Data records
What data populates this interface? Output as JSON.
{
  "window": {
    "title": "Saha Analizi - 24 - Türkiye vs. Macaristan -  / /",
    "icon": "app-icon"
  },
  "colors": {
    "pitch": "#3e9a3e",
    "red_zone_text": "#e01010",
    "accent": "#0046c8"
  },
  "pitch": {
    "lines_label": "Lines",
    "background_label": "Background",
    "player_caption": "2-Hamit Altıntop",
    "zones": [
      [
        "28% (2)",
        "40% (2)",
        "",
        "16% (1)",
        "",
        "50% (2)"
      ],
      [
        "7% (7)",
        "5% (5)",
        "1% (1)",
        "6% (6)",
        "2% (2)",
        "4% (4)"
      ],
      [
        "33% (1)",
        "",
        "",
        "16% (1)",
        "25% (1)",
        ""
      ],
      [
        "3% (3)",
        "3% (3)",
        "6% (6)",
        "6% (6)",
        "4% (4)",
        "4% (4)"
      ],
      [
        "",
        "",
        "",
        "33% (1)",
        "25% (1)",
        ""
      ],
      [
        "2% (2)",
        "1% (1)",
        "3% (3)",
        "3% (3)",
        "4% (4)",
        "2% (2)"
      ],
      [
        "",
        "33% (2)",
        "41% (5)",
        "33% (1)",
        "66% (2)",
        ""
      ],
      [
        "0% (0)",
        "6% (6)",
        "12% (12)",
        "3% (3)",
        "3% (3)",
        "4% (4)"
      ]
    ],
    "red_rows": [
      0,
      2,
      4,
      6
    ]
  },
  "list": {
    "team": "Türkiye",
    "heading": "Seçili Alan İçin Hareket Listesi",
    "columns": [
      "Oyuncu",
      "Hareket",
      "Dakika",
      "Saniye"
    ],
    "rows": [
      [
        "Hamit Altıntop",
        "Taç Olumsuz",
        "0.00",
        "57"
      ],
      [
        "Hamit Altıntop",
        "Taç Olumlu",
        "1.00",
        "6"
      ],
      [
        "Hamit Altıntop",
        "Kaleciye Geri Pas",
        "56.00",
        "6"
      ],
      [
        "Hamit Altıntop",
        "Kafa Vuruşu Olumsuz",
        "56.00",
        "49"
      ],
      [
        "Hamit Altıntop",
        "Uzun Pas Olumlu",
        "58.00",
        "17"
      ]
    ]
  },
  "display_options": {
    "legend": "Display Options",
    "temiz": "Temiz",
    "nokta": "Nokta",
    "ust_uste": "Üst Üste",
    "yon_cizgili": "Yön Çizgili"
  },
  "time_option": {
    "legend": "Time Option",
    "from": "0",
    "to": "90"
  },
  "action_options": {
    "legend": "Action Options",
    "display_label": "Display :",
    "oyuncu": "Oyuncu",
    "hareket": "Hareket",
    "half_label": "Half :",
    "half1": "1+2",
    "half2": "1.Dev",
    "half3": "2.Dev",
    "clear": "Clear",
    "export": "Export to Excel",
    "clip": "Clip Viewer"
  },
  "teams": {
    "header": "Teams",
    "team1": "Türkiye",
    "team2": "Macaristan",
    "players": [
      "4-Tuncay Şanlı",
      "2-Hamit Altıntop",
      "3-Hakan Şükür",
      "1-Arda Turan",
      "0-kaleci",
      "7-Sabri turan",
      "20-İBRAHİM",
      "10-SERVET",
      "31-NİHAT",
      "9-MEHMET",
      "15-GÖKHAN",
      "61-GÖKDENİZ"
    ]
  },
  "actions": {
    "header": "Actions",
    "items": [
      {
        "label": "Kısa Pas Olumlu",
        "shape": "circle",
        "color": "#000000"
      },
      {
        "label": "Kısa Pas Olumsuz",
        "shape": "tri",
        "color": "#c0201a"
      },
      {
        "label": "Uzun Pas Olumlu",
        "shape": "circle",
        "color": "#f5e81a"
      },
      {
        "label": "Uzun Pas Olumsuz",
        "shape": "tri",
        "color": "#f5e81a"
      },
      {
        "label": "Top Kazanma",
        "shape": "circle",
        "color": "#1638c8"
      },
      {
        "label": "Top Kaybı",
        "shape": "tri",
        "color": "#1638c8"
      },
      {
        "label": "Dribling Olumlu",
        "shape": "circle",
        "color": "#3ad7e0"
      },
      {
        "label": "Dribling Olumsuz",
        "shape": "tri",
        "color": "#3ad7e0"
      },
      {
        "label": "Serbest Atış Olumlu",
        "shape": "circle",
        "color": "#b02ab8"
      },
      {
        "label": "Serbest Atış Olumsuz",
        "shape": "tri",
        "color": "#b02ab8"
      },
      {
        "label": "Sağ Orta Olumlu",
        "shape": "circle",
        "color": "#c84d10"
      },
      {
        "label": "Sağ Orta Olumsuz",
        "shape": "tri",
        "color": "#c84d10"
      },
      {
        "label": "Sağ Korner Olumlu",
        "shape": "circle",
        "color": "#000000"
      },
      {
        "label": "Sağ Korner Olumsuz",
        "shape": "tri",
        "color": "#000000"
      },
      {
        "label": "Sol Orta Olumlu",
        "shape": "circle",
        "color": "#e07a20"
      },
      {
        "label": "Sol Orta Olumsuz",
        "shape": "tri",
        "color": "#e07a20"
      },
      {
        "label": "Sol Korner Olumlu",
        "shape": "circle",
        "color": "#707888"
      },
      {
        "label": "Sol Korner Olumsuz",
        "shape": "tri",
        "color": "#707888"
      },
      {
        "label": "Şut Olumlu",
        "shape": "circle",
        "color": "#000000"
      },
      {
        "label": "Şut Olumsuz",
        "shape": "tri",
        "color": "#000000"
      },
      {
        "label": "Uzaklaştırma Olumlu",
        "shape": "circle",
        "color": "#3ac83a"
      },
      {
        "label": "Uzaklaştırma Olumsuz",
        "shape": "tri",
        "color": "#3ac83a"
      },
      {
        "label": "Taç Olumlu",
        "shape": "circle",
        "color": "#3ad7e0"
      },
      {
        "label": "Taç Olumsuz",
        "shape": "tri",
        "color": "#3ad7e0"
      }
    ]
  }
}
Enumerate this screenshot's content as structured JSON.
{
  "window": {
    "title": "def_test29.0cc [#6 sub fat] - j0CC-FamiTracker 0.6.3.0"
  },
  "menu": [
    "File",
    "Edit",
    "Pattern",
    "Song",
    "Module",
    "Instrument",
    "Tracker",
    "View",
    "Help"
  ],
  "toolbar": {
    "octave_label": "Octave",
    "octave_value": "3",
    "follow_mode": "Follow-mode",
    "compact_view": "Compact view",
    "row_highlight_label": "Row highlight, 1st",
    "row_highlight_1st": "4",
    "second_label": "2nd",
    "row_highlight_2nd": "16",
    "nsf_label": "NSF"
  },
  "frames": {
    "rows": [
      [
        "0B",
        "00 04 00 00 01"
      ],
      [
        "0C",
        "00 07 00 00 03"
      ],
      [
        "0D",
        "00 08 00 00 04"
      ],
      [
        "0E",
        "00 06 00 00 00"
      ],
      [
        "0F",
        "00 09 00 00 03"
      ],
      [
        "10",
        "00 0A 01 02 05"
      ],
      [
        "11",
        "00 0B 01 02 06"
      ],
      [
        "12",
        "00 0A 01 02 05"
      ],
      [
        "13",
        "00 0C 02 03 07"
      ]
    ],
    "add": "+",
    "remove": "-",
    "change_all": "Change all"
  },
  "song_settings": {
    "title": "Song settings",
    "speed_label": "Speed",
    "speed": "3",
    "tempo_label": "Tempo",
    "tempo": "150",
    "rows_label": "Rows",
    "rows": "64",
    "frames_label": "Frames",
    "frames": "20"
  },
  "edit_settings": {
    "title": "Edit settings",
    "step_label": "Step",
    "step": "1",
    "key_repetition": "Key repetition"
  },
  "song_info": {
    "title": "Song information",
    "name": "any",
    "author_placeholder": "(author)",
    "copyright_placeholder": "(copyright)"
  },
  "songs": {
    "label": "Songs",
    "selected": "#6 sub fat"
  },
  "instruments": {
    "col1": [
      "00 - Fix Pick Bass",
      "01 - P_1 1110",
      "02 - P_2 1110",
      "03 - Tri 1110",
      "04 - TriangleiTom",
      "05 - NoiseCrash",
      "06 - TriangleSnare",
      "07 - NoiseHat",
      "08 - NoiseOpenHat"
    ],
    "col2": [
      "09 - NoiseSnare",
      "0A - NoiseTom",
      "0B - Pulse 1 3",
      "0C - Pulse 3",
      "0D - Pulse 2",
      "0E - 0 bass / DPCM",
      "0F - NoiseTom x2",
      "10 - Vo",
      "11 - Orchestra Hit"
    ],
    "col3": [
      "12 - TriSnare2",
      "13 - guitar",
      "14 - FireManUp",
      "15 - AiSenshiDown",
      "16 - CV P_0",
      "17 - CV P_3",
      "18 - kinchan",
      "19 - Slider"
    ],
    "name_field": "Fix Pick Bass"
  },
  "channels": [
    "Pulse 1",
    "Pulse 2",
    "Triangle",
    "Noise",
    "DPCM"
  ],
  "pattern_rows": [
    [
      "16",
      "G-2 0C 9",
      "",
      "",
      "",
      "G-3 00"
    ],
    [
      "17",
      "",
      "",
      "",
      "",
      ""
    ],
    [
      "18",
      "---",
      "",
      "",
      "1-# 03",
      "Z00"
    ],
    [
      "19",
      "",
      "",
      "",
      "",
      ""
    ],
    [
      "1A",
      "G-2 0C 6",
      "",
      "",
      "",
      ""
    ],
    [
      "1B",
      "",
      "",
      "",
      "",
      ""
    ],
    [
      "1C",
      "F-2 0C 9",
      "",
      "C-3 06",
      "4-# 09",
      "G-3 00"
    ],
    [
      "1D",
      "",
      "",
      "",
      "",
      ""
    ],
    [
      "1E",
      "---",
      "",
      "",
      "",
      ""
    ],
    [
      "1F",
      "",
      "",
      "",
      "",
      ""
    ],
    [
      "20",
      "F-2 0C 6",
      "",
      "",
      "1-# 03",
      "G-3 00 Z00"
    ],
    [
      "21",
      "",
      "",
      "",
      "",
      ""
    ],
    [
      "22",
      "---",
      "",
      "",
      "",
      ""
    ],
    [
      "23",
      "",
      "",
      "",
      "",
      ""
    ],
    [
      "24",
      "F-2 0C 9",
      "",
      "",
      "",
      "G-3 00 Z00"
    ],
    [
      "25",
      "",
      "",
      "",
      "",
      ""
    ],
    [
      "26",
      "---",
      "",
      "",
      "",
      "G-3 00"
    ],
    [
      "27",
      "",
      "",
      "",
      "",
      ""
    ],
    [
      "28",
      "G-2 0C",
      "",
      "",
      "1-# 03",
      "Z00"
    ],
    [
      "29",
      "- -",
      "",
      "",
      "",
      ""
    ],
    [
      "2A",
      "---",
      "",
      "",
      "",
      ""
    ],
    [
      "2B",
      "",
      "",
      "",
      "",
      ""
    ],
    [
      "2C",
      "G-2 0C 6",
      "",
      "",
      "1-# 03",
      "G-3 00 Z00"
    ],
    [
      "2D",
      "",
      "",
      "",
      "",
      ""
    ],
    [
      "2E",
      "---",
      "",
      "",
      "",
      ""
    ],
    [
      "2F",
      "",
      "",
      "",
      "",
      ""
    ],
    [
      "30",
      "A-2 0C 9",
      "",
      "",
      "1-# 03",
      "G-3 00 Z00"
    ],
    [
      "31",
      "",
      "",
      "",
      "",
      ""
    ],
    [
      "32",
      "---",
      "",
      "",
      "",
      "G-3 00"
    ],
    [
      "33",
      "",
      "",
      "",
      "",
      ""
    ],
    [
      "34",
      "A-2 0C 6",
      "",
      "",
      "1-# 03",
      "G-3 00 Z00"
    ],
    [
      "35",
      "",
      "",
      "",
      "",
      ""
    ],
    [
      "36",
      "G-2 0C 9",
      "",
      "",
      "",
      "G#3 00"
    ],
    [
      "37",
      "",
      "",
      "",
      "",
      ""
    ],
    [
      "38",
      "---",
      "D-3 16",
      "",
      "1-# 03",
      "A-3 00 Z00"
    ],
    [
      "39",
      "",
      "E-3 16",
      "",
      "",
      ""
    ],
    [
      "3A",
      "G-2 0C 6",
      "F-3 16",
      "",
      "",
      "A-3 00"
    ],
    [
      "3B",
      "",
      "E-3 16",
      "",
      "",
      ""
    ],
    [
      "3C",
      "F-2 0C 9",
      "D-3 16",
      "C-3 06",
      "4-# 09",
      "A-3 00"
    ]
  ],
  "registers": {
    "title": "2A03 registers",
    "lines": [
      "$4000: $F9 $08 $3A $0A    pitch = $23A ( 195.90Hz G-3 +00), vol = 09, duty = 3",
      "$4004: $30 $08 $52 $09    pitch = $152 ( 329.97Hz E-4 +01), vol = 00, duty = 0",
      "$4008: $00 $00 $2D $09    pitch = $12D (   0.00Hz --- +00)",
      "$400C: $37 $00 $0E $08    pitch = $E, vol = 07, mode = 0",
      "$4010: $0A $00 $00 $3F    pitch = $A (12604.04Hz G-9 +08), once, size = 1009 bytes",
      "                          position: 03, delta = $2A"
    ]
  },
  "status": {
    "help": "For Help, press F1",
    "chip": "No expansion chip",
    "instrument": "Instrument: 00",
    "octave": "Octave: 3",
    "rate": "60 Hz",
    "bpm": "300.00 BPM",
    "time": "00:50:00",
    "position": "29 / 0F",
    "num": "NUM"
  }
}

==

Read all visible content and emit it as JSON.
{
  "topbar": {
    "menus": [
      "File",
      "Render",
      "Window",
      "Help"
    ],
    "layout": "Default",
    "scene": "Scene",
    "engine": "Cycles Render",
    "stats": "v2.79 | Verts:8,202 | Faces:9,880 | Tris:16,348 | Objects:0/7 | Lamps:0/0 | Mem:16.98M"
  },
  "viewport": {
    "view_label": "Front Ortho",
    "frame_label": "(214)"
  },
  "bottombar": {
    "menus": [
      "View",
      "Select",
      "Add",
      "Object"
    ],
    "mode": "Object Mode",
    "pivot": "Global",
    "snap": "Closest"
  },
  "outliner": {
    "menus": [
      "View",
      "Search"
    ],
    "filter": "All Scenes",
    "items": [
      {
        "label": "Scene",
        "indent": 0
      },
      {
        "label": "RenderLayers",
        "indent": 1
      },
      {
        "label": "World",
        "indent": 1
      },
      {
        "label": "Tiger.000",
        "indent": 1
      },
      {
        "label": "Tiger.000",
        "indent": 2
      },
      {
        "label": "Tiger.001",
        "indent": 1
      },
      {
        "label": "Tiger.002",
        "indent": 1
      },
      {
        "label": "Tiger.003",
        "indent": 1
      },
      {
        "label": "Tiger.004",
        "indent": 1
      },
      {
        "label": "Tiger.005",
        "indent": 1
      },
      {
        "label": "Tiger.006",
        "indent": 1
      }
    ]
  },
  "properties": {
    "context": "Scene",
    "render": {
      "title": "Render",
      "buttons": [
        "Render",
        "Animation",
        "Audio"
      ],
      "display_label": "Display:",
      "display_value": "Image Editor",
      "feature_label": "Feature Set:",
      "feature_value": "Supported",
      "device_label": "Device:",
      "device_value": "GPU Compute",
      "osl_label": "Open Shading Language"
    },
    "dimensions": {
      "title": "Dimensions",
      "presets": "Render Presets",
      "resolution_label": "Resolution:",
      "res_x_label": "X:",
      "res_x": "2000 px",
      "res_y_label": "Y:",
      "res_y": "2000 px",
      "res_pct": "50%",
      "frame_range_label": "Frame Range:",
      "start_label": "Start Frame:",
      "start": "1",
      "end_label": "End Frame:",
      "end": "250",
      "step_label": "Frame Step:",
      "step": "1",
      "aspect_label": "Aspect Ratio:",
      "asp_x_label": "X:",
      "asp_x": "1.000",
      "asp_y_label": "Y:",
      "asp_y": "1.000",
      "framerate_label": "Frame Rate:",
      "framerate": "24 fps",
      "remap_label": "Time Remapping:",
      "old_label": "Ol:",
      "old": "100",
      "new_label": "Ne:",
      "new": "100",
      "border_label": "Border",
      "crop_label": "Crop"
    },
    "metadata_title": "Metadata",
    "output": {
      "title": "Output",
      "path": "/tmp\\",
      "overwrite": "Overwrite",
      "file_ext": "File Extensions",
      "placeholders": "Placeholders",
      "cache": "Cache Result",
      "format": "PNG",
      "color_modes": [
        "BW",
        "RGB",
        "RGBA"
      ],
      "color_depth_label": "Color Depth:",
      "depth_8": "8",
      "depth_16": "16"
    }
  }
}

=== What is asked ===
Your answer should be one number: how many lines in the material above contain the string "Pick".

=== Problem solution ===
2